Data for this task →
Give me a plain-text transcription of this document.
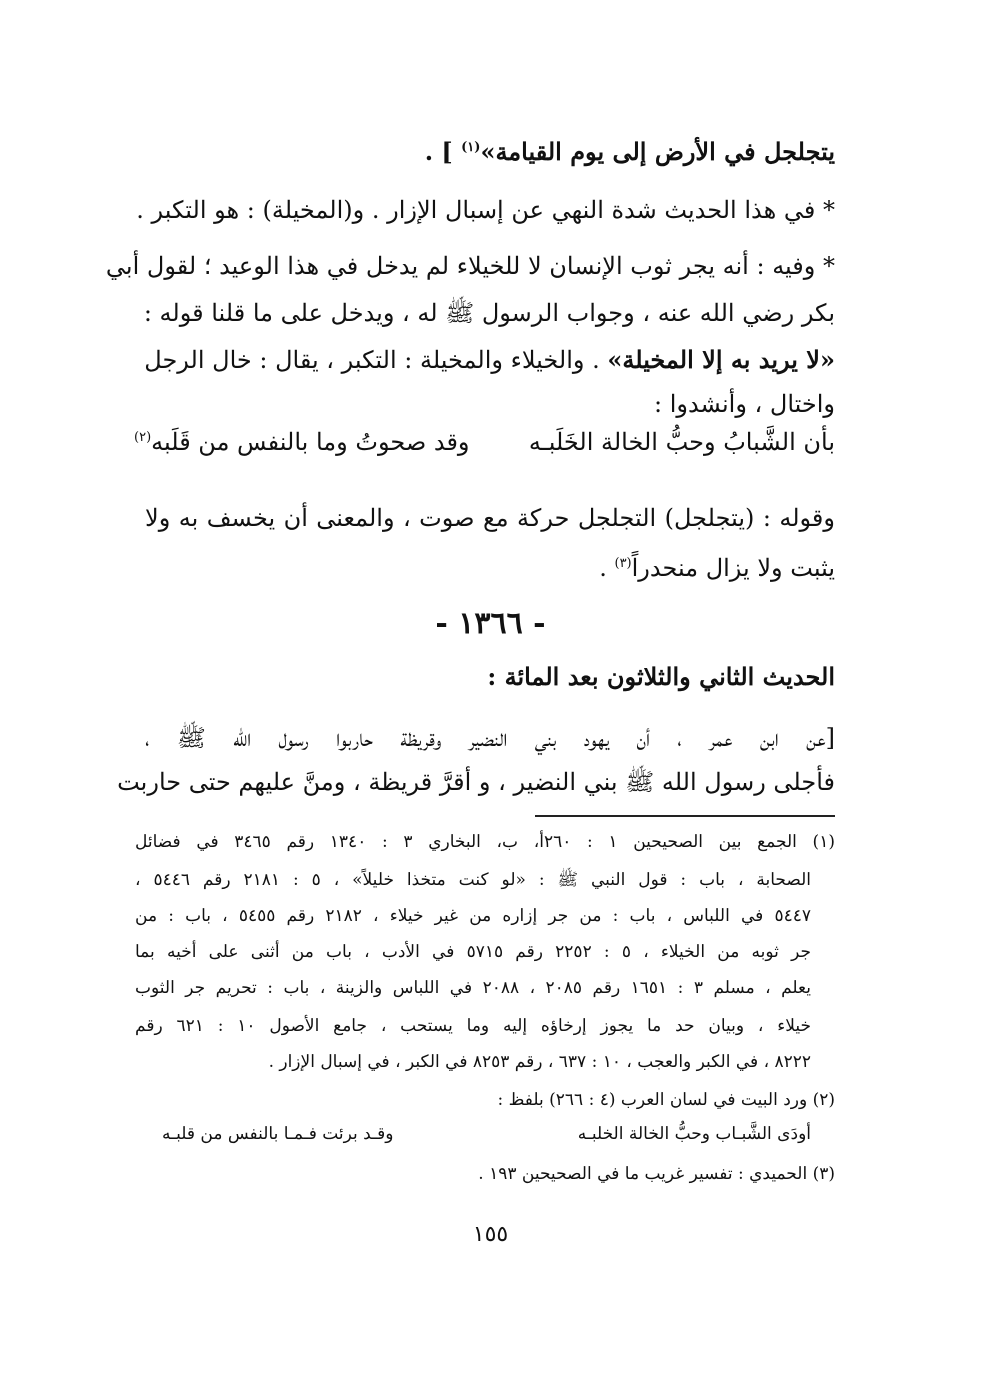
يتجلجل في الأرض إلى يوم القيامة»$^{(١)}$ ] .
* في هذا الحديث شدة النهي عن إسبال الإزار . و(المخيلة) : هو التكبر .
* وفيه : أنه يجر ثوب الإنسان لا للخيلاء لم يدخل في هذا الوعيد ؛ لقول أبي
بكر رضي الله عنه ، وجواب الرسول ﷺ له ، ويدخل على ما قلنا قوله :
«لا يريد به إلا المخيلة» . والخيلاء والمخيلة : التكبر ، يقال : خال الرجل
واختال ، وأنشدوا :
بأن الشَّبابُ وحبُّ الخالة الخَلَبـه
وقد صحوتُ وما بالنفس من قَلَبه$^{(٢)}$
وقوله : (يتجلجل) التجلجل حركة مع صوت ، والمعنى أن يخسف به ولا
يثبت ولا يزال منحدراً$^{(٣)}$ .
- ١٣٦٦ -
الحديث الثاني والثلاثون بعد المائة :
[عن ابن عمر ، أن يهود بني النضير وقريظة حاربوا رسول الله ﷺ ،
فأجلى رسول الله ﷺ بني النضير ، و أقرَّ قريظة ، ومنَّ عليهم حتى حاربت
(١) الجمع بين الصحيحين ١ : ٢٦٠أ، ب، البخاري ٣ : ١٣٤٠ رقم ٣٤٦٥ في فضائل
الصحابة ، باب : قول النبي ﷺ : «لو كنت متخذا خليلاً» ، ٥ : ٢١٨١ رقم ٥٤٤٦ ،
٥٤٤٧ في اللباس ، باب : من جر إزاره من غير خيلاء ، ٢١٨٢ رقم ٥٤٥٥ ، باب : من
جر ثوبه من الخيلاء ، ٥ : ٢٢٥٢ رقم ٥٧١٥ في الأدب ، باب من أثنى على أخيه بما
يعلم ، مسلم ٣ : ١٦٥١ رقم ٢٠٨٥ ، ٢٠٨٨ في اللباس والزينة ، باب : تحريم جر الثوب
خيلاء ، وبيان حد ما يجوز إرخاؤه إليه وما يستحب ، جامع الأصول ١٠ : ٦٢١ رقم
٨٢٢٢ ، في الكبر والعجب ، ١٠ : ٦٣٧ ، رقم ٨٢٥٣ في الكبر ، في إسبال الإزار .
(٢) ورد البيت في لسان العرب (٤ : ٢٦٦) بلفظ :
أودَى الشَّبـاب وحبُّ الخالة الخلبـه
وقـد برئت فـمـا بالنفس من قلبـه
(٣) الحميدي : تفسير غريب ما في الصحيحين ١٩٣ .
١٥٥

What this task involves →
Return all the entries word for word, but omit any pictures they contain.

Task response →
Give me a plain-text transcription of this document.
يتجلجل في الأرض إلى يوم القيامة»$^{(١)}$ ] .
* في هذا الحديث شدة النهي عن إسبال الإزار . و(المخيلة) : هو التكبر .
* وفيه : أنه يجر ثوب الإنسان لا للخيلاء لم يدخل في هذا الوعيد ؛ لقول أبي
بكر رضي الله عنه ، وجواب الرسول ﷺ له ، ويدخل على ما قلنا قوله :
«لا يريد به إلا المخيلة» . والخيلاء والمخيلة : التكبر ، يقال : خال الرجل
واختال ، وأنشدوا :
بأن الشَّبابُ وحبُّ الخالة الخَلَبـه
وقد صحوتُ وما بالنفس من قَلَبه$^{(٢)}$
وقوله : (يتجلجل) التجلجل حركة مع صوت ، والمعنى أن يخسف به ولا
يثبت ولا يزال منحدراً$^{(٣)}$ .
- ١٣٦٦ -
الحديث الثاني والثلاثون بعد المائة :
[عن ابن عمر ، أن يهود بني النضير وقريظة حاربوا رسول الله ﷺ ،
فأجلى رسول الله ﷺ بني النضير ، و أقرَّ قريظة ، ومنَّ عليهم حتى حاربت
(١) الجمع بين الصحيحين ١ : ٢٦٠أ، ب، البخاري ٣ : ١٣٤٠ رقم ٣٤٦٥ في فضائل
الصحابة ، باب : قول النبي ﷺ : «لو كنت متخذا خليلاً» ، ٥ : ٢١٨١ رقم ٥٤٤٦ ،
٥٤٤٧ في اللباس ، باب : من جر إزاره من غير خيلاء ، ٢١٨٢ رقم ٥٤٥٥ ، باب : من
جر ثوبه من الخيلاء ، ٥ : ٢٢٥٢ رقم ٥٧١٥ في الأدب ، باب من أثنى على أخيه بما
يعلم ، مسلم ٣ : ١٦٥١ رقم ٢٠٨٥ ، ٢٠٨٨ في اللباس والزينة ، باب : تحريم جر الثوب
خيلاء ، وبيان حد ما يجوز إرخاؤه إليه وما يستحب ، جامع الأصول ١٠ : ٦٢١ رقم
٨٢٢٢ ، في الكبر والعجب ، ١٠ : ٦٣٧ ، رقم ٨٢٥٣ في الكبر ، في إسبال الإزار .
(٢) ورد البيت في لسان العرب (٤ : ٢٦٦) بلفظ :
أودَى الشَّبـاب وحبُّ الخالة الخلبـه
وقـد برئت فـمـا بالنفس من قلبـه
(٣) الحميدي : تفسير غريب ما في الصحيحين ١٩٣ .
١٥٥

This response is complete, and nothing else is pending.